+++ Data excerpts
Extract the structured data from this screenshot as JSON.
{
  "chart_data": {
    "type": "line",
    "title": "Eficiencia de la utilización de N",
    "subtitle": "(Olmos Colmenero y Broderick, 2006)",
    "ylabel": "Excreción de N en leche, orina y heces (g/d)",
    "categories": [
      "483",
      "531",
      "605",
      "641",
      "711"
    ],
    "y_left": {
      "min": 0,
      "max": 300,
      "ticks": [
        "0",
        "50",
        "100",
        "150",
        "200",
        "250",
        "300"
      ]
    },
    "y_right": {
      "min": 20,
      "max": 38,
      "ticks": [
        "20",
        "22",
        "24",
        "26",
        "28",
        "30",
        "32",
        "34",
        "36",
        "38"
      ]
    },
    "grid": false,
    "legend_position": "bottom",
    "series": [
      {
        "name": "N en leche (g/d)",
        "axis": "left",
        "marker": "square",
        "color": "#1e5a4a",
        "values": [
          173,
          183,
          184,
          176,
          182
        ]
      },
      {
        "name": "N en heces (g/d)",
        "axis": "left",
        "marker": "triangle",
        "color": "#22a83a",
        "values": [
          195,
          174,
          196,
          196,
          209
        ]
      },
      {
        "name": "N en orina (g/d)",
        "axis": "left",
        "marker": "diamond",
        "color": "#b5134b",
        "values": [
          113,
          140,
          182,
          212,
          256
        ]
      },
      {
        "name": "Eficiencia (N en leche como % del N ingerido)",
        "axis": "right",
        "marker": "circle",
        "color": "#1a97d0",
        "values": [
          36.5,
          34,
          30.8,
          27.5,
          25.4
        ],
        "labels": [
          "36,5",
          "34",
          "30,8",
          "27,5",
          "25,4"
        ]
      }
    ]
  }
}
++++++
+++ Data excerpts
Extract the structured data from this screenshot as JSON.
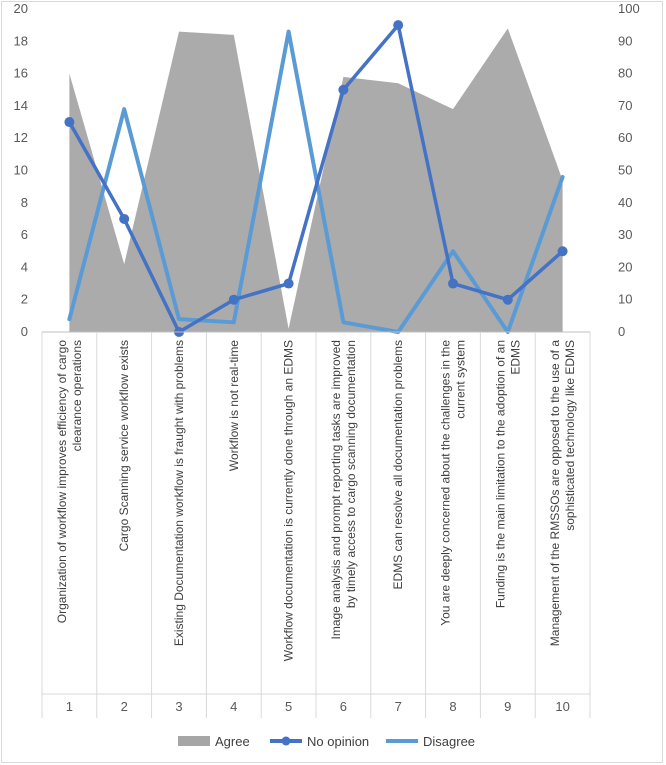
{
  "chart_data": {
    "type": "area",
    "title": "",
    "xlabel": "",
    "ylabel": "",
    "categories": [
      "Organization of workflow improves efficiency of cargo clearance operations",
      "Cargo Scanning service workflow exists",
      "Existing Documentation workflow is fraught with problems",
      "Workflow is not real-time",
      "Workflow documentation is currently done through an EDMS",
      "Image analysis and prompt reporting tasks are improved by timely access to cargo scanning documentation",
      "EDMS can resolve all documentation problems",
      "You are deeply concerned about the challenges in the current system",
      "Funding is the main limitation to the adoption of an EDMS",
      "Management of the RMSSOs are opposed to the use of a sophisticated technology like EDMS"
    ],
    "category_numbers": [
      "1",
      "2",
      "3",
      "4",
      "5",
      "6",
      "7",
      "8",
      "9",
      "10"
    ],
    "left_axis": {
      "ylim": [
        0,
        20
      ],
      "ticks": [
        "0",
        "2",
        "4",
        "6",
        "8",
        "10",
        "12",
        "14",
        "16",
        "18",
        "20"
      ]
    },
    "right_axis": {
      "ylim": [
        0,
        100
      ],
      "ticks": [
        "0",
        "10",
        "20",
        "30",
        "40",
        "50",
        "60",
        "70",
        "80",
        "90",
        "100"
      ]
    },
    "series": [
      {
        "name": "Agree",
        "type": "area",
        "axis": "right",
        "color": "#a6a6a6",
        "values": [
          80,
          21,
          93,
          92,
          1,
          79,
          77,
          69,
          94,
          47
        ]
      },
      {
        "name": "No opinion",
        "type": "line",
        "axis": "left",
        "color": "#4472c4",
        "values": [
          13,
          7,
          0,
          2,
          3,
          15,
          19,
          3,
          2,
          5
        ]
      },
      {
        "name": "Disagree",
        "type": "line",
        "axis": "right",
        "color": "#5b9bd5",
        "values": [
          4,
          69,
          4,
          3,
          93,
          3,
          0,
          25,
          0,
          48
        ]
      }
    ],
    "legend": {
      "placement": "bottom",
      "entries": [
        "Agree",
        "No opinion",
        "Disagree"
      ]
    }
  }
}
++++++
__Work to complete__. Using the listing, collect all lines in which the string "EDMS" is found.

__Task output__.
      "Workflow documentation is currently done through an EDMS",
      "EDMS can resolve all documentation problems",
      "Funding is the main limitation to the adoption of an EDMS",
      "Management of the RMSSOs are opposed to the use of a sophisticated technology like EDMS"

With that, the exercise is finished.